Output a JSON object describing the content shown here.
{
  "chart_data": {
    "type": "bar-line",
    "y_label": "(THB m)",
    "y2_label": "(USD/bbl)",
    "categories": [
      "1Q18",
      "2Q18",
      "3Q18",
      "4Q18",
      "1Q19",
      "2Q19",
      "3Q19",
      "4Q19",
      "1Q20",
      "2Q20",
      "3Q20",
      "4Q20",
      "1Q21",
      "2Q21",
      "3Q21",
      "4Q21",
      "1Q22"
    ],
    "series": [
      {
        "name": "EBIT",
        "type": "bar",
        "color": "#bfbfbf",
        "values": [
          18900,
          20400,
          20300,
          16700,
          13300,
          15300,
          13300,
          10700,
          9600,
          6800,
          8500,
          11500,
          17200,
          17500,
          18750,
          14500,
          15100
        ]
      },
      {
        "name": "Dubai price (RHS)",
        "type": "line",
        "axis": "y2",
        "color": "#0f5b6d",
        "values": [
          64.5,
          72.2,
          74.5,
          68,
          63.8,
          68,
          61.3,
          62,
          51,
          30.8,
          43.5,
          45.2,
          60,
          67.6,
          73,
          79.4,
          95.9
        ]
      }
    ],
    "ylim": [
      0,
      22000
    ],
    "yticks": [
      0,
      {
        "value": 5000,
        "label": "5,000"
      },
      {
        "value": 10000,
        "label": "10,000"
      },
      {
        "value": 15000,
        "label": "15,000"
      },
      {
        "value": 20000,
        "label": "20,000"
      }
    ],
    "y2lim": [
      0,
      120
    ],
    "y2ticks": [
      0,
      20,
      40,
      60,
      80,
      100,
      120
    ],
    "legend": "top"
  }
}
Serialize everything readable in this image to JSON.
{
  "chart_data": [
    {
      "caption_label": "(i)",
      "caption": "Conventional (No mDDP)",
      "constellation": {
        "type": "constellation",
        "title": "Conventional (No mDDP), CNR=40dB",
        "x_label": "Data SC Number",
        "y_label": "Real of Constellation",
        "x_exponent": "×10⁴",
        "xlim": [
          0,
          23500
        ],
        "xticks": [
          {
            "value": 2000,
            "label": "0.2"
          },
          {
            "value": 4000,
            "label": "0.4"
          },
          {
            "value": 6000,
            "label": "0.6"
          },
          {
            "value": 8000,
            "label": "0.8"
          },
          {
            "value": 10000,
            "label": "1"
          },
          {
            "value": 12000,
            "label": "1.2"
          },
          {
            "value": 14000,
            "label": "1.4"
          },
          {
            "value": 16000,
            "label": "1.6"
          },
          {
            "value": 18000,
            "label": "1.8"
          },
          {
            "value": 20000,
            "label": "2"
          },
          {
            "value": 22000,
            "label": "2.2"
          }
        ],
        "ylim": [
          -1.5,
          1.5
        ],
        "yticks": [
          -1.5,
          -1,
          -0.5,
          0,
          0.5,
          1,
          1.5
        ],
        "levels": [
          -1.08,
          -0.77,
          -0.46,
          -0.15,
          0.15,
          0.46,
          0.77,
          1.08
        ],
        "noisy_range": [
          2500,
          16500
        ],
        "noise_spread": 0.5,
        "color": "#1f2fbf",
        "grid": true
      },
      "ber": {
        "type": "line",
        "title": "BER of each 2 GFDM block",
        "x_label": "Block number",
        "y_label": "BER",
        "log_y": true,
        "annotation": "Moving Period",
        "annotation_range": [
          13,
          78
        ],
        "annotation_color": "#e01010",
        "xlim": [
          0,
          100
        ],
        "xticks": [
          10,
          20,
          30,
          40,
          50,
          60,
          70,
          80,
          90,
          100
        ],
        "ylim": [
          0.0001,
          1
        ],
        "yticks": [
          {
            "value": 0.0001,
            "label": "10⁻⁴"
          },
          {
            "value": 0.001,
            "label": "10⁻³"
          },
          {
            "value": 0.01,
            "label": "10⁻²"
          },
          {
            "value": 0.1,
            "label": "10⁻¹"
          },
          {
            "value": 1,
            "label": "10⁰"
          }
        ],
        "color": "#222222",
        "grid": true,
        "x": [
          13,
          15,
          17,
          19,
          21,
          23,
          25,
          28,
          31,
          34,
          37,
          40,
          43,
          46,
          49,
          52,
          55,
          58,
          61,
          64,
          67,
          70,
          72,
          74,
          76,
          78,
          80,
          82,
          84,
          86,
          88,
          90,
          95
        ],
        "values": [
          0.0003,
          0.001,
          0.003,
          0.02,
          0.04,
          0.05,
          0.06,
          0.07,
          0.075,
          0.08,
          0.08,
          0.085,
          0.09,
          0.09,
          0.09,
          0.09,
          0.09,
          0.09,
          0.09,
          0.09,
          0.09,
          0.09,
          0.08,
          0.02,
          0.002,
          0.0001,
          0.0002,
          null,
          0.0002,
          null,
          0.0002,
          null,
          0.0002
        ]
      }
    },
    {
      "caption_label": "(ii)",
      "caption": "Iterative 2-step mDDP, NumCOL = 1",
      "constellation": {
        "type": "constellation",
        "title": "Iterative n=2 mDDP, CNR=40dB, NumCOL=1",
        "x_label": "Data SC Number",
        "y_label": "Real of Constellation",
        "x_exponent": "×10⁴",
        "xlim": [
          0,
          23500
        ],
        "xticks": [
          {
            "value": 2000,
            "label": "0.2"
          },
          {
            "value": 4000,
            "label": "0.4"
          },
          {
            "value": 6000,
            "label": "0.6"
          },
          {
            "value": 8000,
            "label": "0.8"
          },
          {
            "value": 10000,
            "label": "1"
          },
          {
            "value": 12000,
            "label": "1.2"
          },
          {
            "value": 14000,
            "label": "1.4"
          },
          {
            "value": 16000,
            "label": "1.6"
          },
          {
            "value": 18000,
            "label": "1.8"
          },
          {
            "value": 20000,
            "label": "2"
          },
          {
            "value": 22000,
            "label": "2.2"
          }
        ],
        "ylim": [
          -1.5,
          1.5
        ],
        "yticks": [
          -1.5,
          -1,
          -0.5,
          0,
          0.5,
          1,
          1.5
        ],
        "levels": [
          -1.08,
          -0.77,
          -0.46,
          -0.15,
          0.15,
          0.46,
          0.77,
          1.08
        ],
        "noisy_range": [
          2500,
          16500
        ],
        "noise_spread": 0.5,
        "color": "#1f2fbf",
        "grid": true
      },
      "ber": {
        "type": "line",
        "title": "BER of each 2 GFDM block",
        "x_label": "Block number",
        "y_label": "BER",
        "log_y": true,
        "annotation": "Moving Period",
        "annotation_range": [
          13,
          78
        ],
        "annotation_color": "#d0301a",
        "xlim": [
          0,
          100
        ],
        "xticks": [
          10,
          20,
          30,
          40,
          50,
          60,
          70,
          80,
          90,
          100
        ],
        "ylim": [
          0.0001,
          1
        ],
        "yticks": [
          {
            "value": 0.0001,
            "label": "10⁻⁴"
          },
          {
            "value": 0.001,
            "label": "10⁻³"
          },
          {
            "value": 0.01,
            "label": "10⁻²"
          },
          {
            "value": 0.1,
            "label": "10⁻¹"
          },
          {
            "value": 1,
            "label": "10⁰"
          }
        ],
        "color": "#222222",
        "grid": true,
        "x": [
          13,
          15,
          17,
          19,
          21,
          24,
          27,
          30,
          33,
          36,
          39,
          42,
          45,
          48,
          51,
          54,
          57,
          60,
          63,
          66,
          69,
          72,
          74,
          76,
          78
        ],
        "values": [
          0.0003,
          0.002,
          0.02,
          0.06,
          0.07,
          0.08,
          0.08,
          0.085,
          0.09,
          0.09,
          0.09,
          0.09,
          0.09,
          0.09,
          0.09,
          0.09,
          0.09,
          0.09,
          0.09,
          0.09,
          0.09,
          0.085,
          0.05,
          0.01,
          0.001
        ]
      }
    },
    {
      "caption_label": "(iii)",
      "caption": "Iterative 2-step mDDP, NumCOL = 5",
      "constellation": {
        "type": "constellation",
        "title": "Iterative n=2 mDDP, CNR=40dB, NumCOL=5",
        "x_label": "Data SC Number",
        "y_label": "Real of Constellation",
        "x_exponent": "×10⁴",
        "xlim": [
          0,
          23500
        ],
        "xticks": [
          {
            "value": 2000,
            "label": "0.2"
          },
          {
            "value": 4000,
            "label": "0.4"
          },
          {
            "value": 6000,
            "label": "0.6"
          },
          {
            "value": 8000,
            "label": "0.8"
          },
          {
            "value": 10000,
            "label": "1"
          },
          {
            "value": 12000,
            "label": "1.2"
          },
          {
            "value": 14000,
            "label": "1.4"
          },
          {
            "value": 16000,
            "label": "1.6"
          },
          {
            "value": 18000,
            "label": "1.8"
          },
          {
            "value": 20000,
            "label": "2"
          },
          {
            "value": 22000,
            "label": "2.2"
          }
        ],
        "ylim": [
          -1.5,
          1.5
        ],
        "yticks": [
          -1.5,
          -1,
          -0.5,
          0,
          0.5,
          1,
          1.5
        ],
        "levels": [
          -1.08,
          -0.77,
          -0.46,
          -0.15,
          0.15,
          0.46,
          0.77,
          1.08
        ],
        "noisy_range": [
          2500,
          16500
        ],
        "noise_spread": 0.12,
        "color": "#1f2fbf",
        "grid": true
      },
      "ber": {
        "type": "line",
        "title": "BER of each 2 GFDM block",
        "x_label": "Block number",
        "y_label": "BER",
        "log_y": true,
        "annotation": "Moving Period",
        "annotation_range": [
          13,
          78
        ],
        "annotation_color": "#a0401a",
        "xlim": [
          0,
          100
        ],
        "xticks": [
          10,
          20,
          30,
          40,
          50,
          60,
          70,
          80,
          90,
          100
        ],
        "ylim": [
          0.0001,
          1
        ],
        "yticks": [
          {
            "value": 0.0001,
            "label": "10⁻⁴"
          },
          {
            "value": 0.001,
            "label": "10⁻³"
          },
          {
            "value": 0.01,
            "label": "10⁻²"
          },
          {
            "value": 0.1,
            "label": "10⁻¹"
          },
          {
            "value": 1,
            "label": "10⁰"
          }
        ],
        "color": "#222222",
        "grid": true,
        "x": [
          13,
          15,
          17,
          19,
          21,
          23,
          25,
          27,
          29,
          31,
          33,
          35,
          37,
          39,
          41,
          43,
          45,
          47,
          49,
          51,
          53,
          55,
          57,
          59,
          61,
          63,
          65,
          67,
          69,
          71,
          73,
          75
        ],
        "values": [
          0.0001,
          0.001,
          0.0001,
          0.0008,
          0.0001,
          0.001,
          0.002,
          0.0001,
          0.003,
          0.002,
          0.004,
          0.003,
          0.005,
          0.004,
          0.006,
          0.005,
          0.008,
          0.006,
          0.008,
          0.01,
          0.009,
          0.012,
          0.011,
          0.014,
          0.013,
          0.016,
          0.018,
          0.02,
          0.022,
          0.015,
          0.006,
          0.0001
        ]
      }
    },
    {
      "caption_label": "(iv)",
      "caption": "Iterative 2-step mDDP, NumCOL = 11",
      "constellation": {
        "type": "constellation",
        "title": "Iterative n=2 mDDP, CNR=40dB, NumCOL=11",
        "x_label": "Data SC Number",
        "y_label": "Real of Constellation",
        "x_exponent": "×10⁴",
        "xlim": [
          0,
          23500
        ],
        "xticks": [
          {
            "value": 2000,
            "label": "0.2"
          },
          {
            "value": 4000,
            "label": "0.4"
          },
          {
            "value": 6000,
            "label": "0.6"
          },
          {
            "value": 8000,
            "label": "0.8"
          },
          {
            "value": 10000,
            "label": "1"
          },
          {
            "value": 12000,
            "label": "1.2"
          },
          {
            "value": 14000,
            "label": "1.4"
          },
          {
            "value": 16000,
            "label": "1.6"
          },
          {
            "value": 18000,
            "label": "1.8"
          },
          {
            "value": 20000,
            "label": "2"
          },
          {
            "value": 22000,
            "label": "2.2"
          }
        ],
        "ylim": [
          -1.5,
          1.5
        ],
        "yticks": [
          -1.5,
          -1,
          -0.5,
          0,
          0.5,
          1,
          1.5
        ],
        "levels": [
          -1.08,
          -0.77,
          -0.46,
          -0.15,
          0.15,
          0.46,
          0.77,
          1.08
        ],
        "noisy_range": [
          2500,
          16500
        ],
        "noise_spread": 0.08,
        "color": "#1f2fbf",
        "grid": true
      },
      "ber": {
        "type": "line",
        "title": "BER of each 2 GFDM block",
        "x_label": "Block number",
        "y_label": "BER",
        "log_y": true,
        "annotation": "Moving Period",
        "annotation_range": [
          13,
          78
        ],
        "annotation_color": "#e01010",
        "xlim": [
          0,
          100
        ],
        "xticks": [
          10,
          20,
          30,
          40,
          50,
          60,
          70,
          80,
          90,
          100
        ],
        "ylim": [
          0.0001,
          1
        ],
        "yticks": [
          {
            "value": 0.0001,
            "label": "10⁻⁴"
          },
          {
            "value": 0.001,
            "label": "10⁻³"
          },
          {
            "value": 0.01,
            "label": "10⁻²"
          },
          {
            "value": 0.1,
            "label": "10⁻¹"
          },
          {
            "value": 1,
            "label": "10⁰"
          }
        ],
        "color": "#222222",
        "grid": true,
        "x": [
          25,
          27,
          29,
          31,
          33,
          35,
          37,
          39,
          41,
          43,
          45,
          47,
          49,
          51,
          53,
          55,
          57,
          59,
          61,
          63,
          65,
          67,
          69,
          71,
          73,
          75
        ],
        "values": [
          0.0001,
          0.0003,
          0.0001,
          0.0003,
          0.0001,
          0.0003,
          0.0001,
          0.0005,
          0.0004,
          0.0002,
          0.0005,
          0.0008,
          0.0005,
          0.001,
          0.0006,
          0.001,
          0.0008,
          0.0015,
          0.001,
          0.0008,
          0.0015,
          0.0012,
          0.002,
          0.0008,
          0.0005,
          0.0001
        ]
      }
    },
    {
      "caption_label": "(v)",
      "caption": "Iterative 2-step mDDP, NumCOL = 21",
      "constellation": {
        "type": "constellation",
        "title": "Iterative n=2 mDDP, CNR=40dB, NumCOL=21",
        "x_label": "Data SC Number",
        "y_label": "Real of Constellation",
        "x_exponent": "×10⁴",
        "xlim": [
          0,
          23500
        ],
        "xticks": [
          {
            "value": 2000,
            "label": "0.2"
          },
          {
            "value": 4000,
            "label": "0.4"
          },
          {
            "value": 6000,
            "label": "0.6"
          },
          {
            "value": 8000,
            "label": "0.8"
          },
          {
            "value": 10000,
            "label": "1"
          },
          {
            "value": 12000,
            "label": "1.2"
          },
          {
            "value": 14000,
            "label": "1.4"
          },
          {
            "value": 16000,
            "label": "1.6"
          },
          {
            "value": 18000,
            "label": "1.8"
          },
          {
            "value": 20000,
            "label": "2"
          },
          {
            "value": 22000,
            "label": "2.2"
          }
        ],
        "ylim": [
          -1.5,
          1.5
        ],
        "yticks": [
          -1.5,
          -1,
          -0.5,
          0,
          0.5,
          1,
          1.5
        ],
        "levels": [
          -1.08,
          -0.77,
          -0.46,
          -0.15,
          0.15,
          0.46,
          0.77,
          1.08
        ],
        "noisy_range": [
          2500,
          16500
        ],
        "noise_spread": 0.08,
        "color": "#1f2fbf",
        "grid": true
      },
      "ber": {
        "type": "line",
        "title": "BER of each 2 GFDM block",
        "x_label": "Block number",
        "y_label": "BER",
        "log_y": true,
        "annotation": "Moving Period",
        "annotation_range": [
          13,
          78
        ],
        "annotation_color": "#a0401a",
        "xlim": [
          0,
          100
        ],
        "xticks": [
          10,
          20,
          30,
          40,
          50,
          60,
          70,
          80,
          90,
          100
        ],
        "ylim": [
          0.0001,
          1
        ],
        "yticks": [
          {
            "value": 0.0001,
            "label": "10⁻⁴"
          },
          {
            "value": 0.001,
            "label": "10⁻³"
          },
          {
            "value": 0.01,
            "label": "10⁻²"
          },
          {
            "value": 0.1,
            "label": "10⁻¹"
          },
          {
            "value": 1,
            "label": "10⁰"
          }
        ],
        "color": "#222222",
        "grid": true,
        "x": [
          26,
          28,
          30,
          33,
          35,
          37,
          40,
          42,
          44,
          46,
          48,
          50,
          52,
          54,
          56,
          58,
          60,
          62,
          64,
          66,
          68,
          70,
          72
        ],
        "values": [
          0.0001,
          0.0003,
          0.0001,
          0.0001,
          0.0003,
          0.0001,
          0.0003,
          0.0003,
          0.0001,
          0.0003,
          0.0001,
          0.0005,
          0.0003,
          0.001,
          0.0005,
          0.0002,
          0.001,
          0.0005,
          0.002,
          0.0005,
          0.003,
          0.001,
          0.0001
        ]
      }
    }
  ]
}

SET EXERCISE >> Look for "step" and pull out every line that has it.

PROBLEM SOLUTION >>
      "caption": "Iterative 2-step mDDP, NumCOL = 1",
      "caption": "Iterative 2-step mDDP, NumCOL = 5",
      "caption": "Iterative 2-step mDDP, NumCOL = 11",
      "caption": "Iterative 2-step mDDP, NumCOL = 21",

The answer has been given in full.